## [EXERCISE]
Tally the lines of the listing that contain the word "color", then give the total and nothing else.

Rows from a figure dataset:
========================

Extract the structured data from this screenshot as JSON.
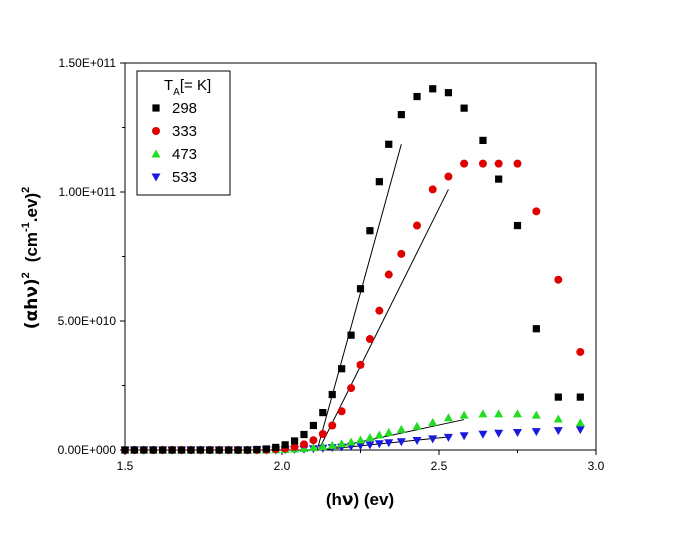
{
  "chart_data": {
    "type": "scatter",
    "title": "",
    "xlabel_parts": {
      "open": "(h",
      "nu": "ν",
      "close": ") (ev)"
    },
    "ylabel_parts": {
      "alpha": "(αhν)",
      "sup2": "2",
      "unit": "(cm",
      "supm1": "-1",
      "unit2": ".ev)",
      "sup2b": "2"
    },
    "xlim": [
      1.5,
      3.0
    ],
    "ylim": [
      0,
      150000000000.0
    ],
    "xticks": [
      1.5,
      2.0,
      2.5,
      3.0
    ],
    "xtick_labels": [
      "1.5",
      "2.0",
      "2.5",
      "3.0"
    ],
    "yticks": [
      0,
      50000000000.0,
      100000000000.0,
      150000000000.0
    ],
    "ytick_labels": [
      "0.00E+000",
      "5.00E+010",
      "1.00E+011",
      "1.50E+011"
    ],
    "legend": {
      "title_T": "T",
      "title_A": "A",
      "title_rest": "[= K]",
      "position": "top-left"
    },
    "series": [
      {
        "name": "298",
        "marker": "square",
        "color": "#000000",
        "x": [
          1.5,
          1.53,
          1.56,
          1.59,
          1.62,
          1.65,
          1.68,
          1.71,
          1.74,
          1.77,
          1.8,
          1.83,
          1.86,
          1.89,
          1.92,
          1.95,
          1.98,
          2.01,
          2.04,
          2.07,
          2.1,
          2.13,
          2.16,
          2.19,
          2.22,
          2.25,
          2.28,
          2.31,
          2.34,
          2.38,
          2.43,
          2.48,
          2.53,
          2.58,
          2.64,
          2.69,
          2.75,
          2.81,
          2.88,
          2.95
        ],
        "y": [
          0,
          0,
          0,
          0,
          0,
          0,
          0,
          0,
          0,
          0,
          0,
          0,
          0,
          0,
          200000000.0,
          400000000.0,
          1000000000.0,
          2000000000.0,
          3500000000.0,
          6000000000.0,
          9500000000.0,
          14500000000.0,
          21500000000.0,
          31500000000.0,
          44500000000.0,
          62500000000.0,
          85000000000.0,
          104000000000.0,
          118500000000.0,
          130000000000.0,
          137000000000.0,
          140000000000.0,
          138500000000.0,
          132500000000.0,
          120000000000.0,
          105000000000.0,
          87000000000.0,
          47000000000.0,
          20500000000.0,
          20500000000.0
        ]
      },
      {
        "name": "333",
        "marker": "circle",
        "color": "#e00000",
        "x": [
          1.5,
          1.53,
          1.56,
          1.59,
          1.62,
          1.65,
          1.68,
          1.71,
          1.74,
          1.77,
          1.8,
          1.83,
          1.86,
          1.89,
          1.92,
          1.95,
          1.98,
          2.01,
          2.04,
          2.07,
          2.1,
          2.13,
          2.16,
          2.19,
          2.22,
          2.25,
          2.28,
          2.31,
          2.34,
          2.38,
          2.43,
          2.48,
          2.53,
          2.58,
          2.64,
          2.69,
          2.75,
          2.81,
          2.88,
          2.95
        ],
        "y": [
          0,
          0,
          0,
          0,
          0,
          0,
          0,
          0,
          0,
          0,
          0,
          0,
          0,
          0,
          0,
          100000000.0,
          300000000.0,
          600000000.0,
          1200000000.0,
          2200000000.0,
          3800000000.0,
          6200000000.0,
          9500000000.0,
          15000000000.0,
          24000000000.0,
          33000000000.0,
          43000000000.0,
          54000000000.0,
          68000000000.0,
          76000000000.0,
          87000000000.0,
          101000000000.0,
          106000000000.0,
          111000000000.0,
          111000000000.0,
          111000000000.0,
          111000000000.0,
          92500000000.0,
          66000000000.0,
          38000000000.0
        ]
      },
      {
        "name": "473",
        "marker": "triangle-up",
        "color": "#22dd22",
        "x": [
          1.5,
          1.53,
          1.56,
          1.59,
          1.62,
          1.65,
          1.68,
          1.71,
          1.74,
          1.77,
          1.8,
          1.83,
          1.86,
          1.89,
          1.92,
          1.95,
          1.98,
          2.01,
          2.04,
          2.07,
          2.1,
          2.13,
          2.16,
          2.19,
          2.22,
          2.25,
          2.28,
          2.31,
          2.34,
          2.38,
          2.43,
          2.48,
          2.53,
          2.58,
          2.64,
          2.69,
          2.75,
          2.81,
          2.88,
          2.95
        ],
        "y": [
          0,
          0,
          0,
          0,
          0,
          0,
          0,
          0,
          0,
          0,
          0,
          0,
          0,
          0,
          0,
          0,
          100000000.0,
          200000000.0,
          400000000.0,
          600000000.0,
          900000000.0,
          1300000000.0,
          1800000000.0,
          2400000000.0,
          3100000000.0,
          3900000000.0,
          4800000000.0,
          5800000000.0,
          6800000000.0,
          8000000000.0,
          9200000000.0,
          10700000000.0,
          12500000000.0,
          13500000000.0,
          14000000000.0,
          14000000000.0,
          14000000000.0,
          13500000000.0,
          12000000000.0,
          10500000000.0
        ]
      },
      {
        "name": "533",
        "marker": "triangle-down",
        "color": "#1a1adc",
        "x": [
          1.5,
          1.53,
          1.56,
          1.59,
          1.62,
          1.65,
          1.68,
          1.71,
          1.74,
          1.77,
          1.8,
          1.83,
          1.86,
          1.89,
          1.92,
          1.95,
          1.98,
          2.01,
          2.04,
          2.07,
          2.1,
          2.13,
          2.16,
          2.19,
          2.22,
          2.25,
          2.28,
          2.31,
          2.34,
          2.38,
          2.43,
          2.48,
          2.53,
          2.58,
          2.64,
          2.69,
          2.75,
          2.81,
          2.88,
          2.95
        ],
        "y": [
          0,
          0,
          0,
          0,
          0,
          0,
          0,
          0,
          0,
          0,
          0,
          0,
          0,
          0,
          0,
          0,
          0,
          100000000.0,
          200000000.0,
          300000000.0,
          500000000.0,
          700000000.0,
          900000000.0,
          1100000000.0,
          1400000000.0,
          1700000000.0,
          2000000000.0,
          2400000000.0,
          2800000000.0,
          3200000000.0,
          3700000000.0,
          4300000000.0,
          4900000000.0,
          5500000000.0,
          6100000000.0,
          6500000000.0,
          6800000000.0,
          7100000000.0,
          7500000000.0,
          7900000000.0
        ]
      }
    ],
    "fit_lines": [
      {
        "name": "fit-298",
        "x": [
          2.112,
          2.38
        ],
        "y": [
          0,
          118500000000.0
        ]
      },
      {
        "name": "fit-333",
        "x": [
          2.117,
          2.53
        ],
        "y": [
          0,
          101000000000.0
        ]
      },
      {
        "name": "fit-473",
        "x": [
          2.13,
          2.58
        ],
        "y": [
          0,
          11800000000.0
        ]
      },
      {
        "name": "fit-533",
        "x": [
          2.12,
          2.54
        ],
        "y": [
          0,
          5200000000.0
        ]
      }
    ]
  }
}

========================

## [FINAL ANSWER]
4